--- WHAT IS NEEDED ---
Go through the listing below and gather every line with the word "name".

[Figure dataset records]
****************************************
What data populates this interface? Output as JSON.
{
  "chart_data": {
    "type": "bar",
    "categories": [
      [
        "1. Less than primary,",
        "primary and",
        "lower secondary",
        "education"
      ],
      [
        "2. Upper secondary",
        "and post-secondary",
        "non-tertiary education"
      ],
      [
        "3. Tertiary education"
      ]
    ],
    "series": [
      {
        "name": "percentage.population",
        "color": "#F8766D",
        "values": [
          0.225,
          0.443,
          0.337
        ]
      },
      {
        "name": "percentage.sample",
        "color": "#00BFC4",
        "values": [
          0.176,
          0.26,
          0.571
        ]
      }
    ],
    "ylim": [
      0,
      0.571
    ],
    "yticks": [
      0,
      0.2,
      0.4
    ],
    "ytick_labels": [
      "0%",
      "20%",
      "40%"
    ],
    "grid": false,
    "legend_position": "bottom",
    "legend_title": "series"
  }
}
****************************************
--- EXERCISE SOLUTION ---
        "name": "percentage.population",
        "name": "percentage.sample",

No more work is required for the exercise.